[INSTRUCTION]:
Copy each line below exactly and leave the pictures out.
Start RAW DATA
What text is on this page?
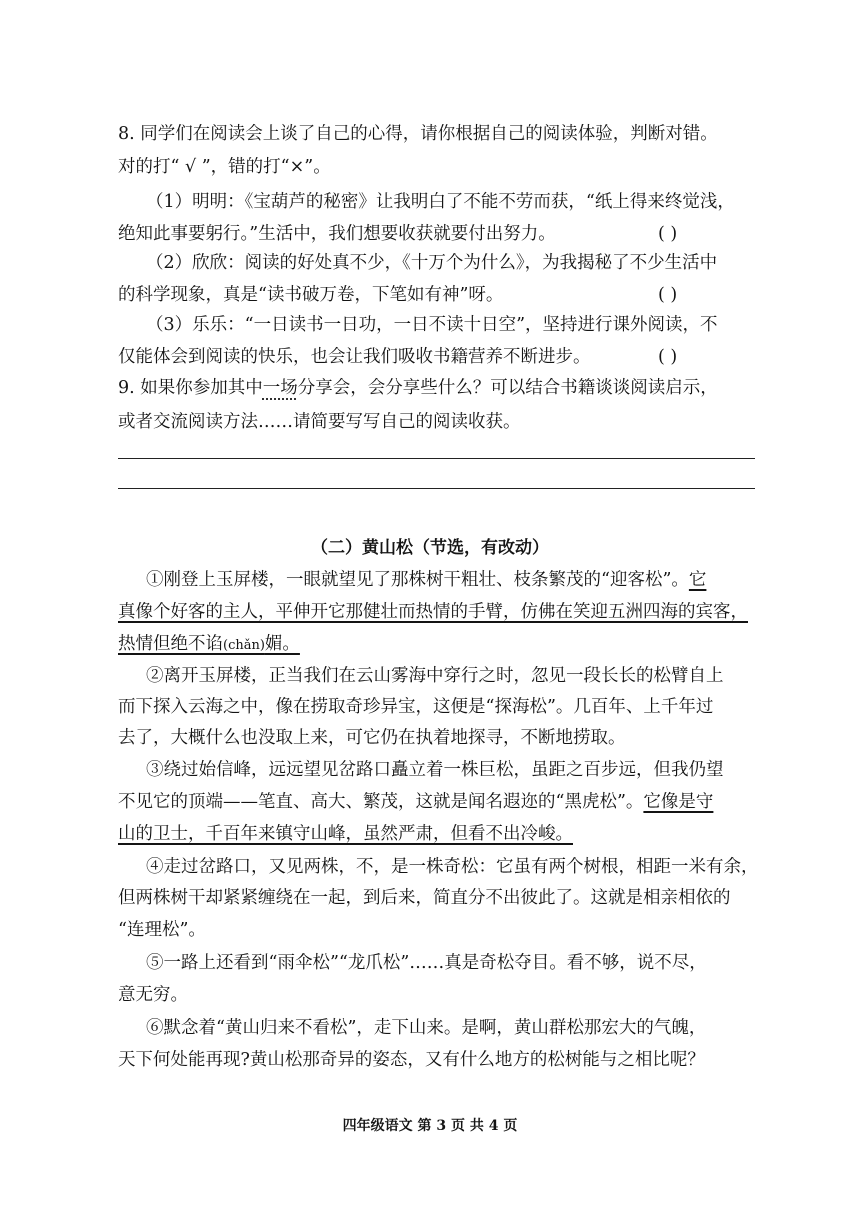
8. 同学们在阅读会上谈了自己的心得，请你根据自己的阅读体验，判断对错。
对的打“ √ ”，错的打“×”。
（1）明明：《宝葫芦的秘密》让我明白了不能不劳而获，“纸上得来终觉浅，
绝知此事要躬行。”生活中，我们想要收获就要付出努力。	( )
（2）欣欣：阅读的好处真不少，《十万个为什么》，为我揭秘了不少生活中
的科学现象，真是“读书破万卷，下笔如有神”呀。	( )
（3）乐乐：“一日读书一日功，一日不读十日空”，坚持进行课外阅读，不
仅能体会到阅读的快乐，也会让我们吸收书籍营养不断进步。	( )
9. 如果你参加其中一场分享会，会分享些什么？可以结合书籍谈谈阅读启示，
或者交流阅读方法……请简要写写自己的阅读收获。
（二）黄山松（节选，有改动）
①刚登上玉屏楼，一眼就望见了那株树干粗壮、枝条繁茂的“迎客松”。它
真像个好客的主人，平伸开它那健壮而热情的手臂，仿佛在笑迎五洲四海的宾客，
热情但绝不谄(chǎn)媚。
②离开玉屏楼，正当我们在云山雾海中穿行之时，忽见一段长长的松臂自上
而下探入云海之中，像在捞取奇珍异宝，这便是“探海松”。几百年、上千年过
去了，大概什么也没取上来，可它仍在执着地探寻，不断地捞取。
③绕过始信峰，远远望见岔路口矗立着一株巨松，虽距之百步远，但我仍望
不见它的顶端——笔直、高大、繁茂，这就是闻名遐迩的“黑虎松”。它像是守
山的卫士，千百年来镇守山峰，虽然严肃，但看不出冷峻。
④走过岔路口，又见两株，不，是一株奇松：它虽有两个树根，相距一米有余，
但两株树干却紧紧缠绕在一起，到后来，简直分不出彼此了。这就是相亲相依的
“连理松”。
⑤一路上还看到“雨伞松”“龙爪松”……真是奇松夺目。看不够，说不尽，
意无穷。
⑥默念着“黄山归来不看松”，走下山来。是啊，黄山群松那宏大的气魄，
天下何处能再现?黄山松那奇异的姿态，又有什么地方的松树能与之相比呢？
四年级语文 第 3 页 共 4 页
End RAW DATA
[OUTPUT FOR THIS TASK]:
What text is on this page?
8. 同学们在阅读会上谈了自己的心得，请你根据自己的阅读体验，判断对错。
对的打“ √ ”，错的打“×”。
（1）明明：《宝葫芦的秘密》让我明白了不能不劳而获，“纸上得来终觉浅，
绝知此事要躬行。”生活中，我们想要收获就要付出努力。	( )
（2）欣欣：阅读的好处真不少，《十万个为什么》，为我揭秘了不少生活中
的科学现象，真是“读书破万卷，下笔如有神”呀。	( )
（3）乐乐：“一日读书一日功，一日不读十日空”，坚持进行课外阅读，不
仅能体会到阅读的快乐，也会让我们吸收书籍营养不断进步。	( )
9. 如果你参加其中一场分享会，会分享些什么？可以结合书籍谈谈阅读启示，
或者交流阅读方法……请简要写写自己的阅读收获。
（二）黄山松（节选，有改动）
①刚登上玉屏楼，一眼就望见了那株树干粗壮、枝条繁茂的“迎客松”。它
真像个好客的主人，平伸开它那健壮而热情的手臂，仿佛在笑迎五洲四海的宾客，
热情但绝不谄(chǎn)媚。
②离开玉屏楼，正当我们在云山雾海中穿行之时，忽见一段长长的松臂自上
而下探入云海之中，像在捞取奇珍异宝，这便是“探海松”。几百年、上千年过
去了，大概什么也没取上来，可它仍在执着地探寻，不断地捞取。
③绕过始信峰，远远望见岔路口矗立着一株巨松，虽距之百步远，但我仍望
不见它的顶端——笔直、高大、繁茂，这就是闻名遐迩的“黑虎松”。它像是守
山的卫士，千百年来镇守山峰，虽然严肃，但看不出冷峻。
④走过岔路口，又见两株，不，是一株奇松：它虽有两个树根，相距一米有余，
但两株树干却紧紧缠绕在一起，到后来，简直分不出彼此了。这就是相亲相依的
“连理松”。
⑤一路上还看到“雨伞松”“龙爪松”……真是奇松夺目。看不够，说不尽，
意无穷。
⑥默念着“黄山归来不看松”，走下山来。是啊，黄山群松那宏大的气魄，
天下何处能再现?黄山松那奇异的姿态，又有什么地方的松树能与之相比呢？
四年级语文 第 3 页 共 4 页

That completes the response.